(Dataset items)

________________________

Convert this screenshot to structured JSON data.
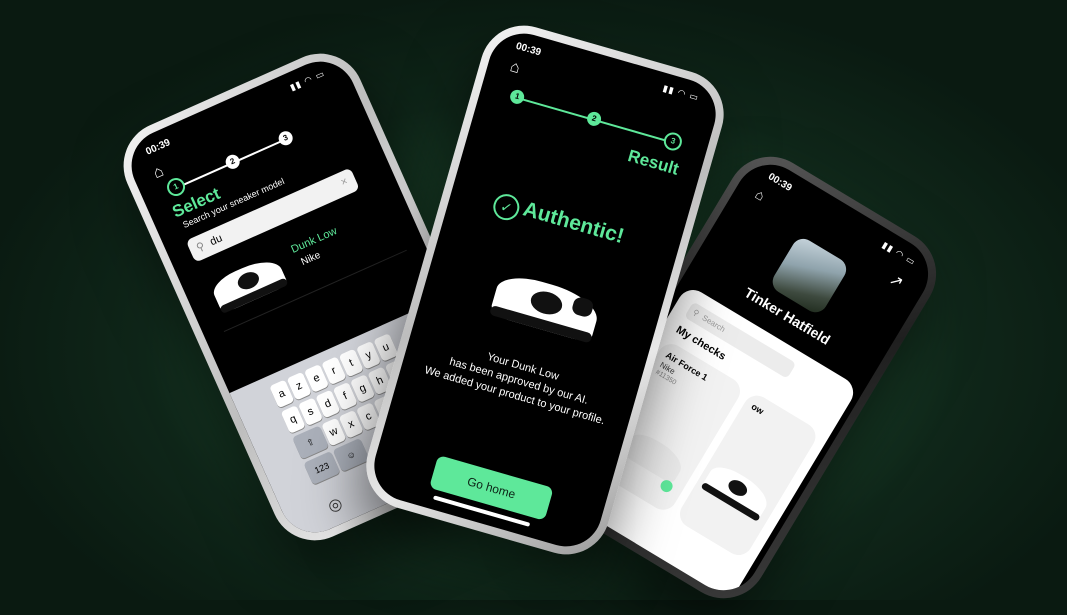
{
  "phone_select": {
    "time": "00:39",
    "steps": [
      "1",
      "2",
      "3"
    ],
    "title": "Select",
    "subtitle": "Search your sneaker model",
    "search_value": "du",
    "result": {
      "model": "Dunk Low",
      "brand": "Nike"
    },
    "keyboard": {
      "row1": [
        "a",
        "z",
        "e",
        "r",
        "t",
        "y",
        "u"
      ],
      "row2": [
        "q",
        "s",
        "d",
        "f",
        "g",
        "h",
        "j"
      ],
      "row3": [
        "w",
        "x",
        "c",
        "v"
      ],
      "numbers_key": "123"
    }
  },
  "phone_result": {
    "time": "00:39",
    "steps": [
      "1",
      "2",
      "3"
    ],
    "step_label": "Result",
    "status": "Authentic!",
    "message_line1": "Your Dunk Low",
    "message_line2": "has been approved by our AI.",
    "message_line3": "We added your product to your profile.",
    "button": "Go home"
  },
  "phone_profile": {
    "time": "00:39",
    "name": "Tinker Hatfield",
    "section": "My checks",
    "search_placeholder": "Search",
    "check": {
      "model": "Air Force 1",
      "brand": "Nike",
      "ref": "#11350"
    },
    "partial_label": "ow"
  },
  "colors": {
    "accent": "#5ee89a",
    "background": "#143822"
  }
}
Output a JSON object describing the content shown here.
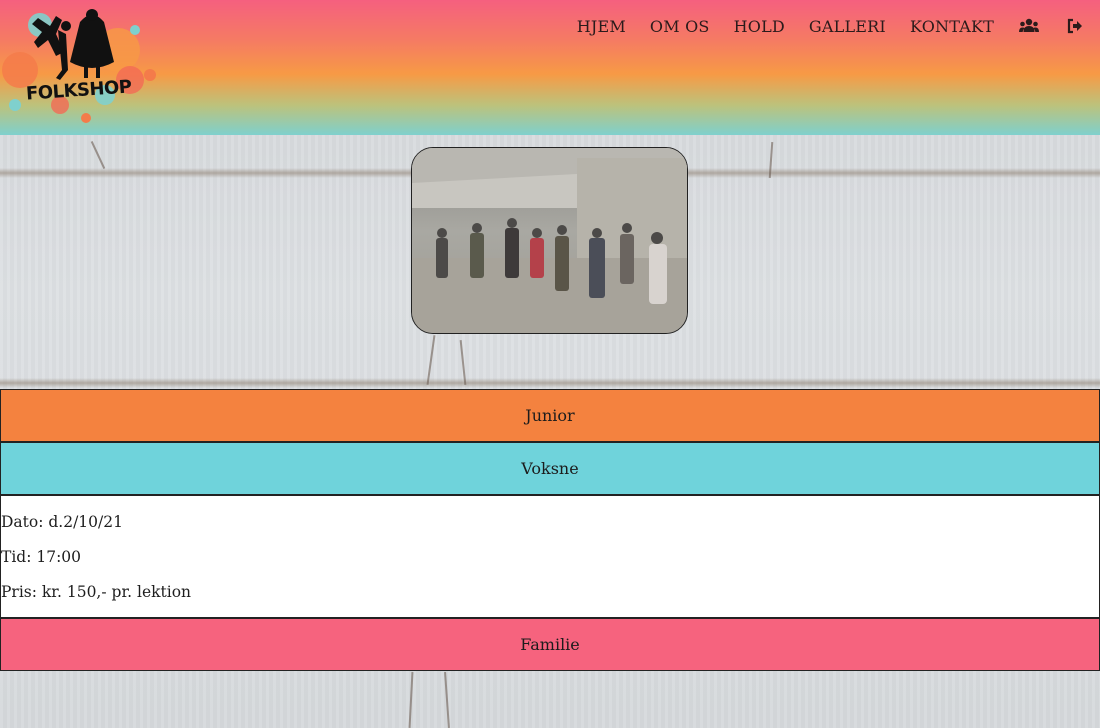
{
  "header": {
    "logo_text": "FOLKSHOP",
    "nav": [
      {
        "label": "HJEM"
      },
      {
        "label": "OM OS"
      },
      {
        "label": "HOLD"
      },
      {
        "label": "GALLERI"
      },
      {
        "label": "KONTAKT"
      }
    ],
    "icons": [
      "users-icon",
      "sign-out-icon"
    ]
  },
  "hero": {
    "image": "dance-hall-photo"
  },
  "sections": [
    {
      "title": "Junior",
      "color": "#f4823f"
    },
    {
      "title": "Voksne",
      "color": "#6fd3db",
      "details": {
        "date": "Dato: d.2/10/21",
        "time": "Tid: 17:00",
        "price": "Pris: kr. 150,- pr. lektion"
      }
    },
    {
      "title": "Familie",
      "color": "#f6637e"
    }
  ]
}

________________________

## TASK DESCRIPTION
Select the lines that carry the string "JSON" and copy them.

## SOLUTION
Convert this screenshot to structured JSON data.
Output a JSON object describing the content shown here.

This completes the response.